# Available data
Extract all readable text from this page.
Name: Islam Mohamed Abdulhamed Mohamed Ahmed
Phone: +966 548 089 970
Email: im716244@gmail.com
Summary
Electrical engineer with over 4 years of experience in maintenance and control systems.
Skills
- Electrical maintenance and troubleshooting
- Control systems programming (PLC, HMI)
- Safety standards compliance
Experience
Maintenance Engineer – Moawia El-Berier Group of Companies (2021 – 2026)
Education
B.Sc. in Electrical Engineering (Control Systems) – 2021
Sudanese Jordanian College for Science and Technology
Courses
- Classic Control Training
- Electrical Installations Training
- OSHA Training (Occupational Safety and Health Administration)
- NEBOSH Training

# Exercise
Every entry should be output exactly as written, please.

# The output
Extract all readable text from this page.
Name: Islam Mohamed Abdulhamed Mohamed Ahmed
Phone: +966 548 089 970
Email: im716244@gmail.com
Summary
Electrical engineer with over 4 years of experience in maintenance and control systems.
Skills
- Electrical maintenance and troubleshooting
- Control systems programming (PLC, HMI)
- Safety standards compliance
Experience
Maintenance Engineer – Moawia El-Berier Group of Companies (2021 – 2026)
Education
B.Sc. in Electrical Engineering (Control Systems) – 2021
Sudanese Jordanian College for Science and Technology
Courses
- Classic Control Training
- Electrical Installations Training
- OSHA Training (Occupational Safety and Health Administration)
- NEBOSH Training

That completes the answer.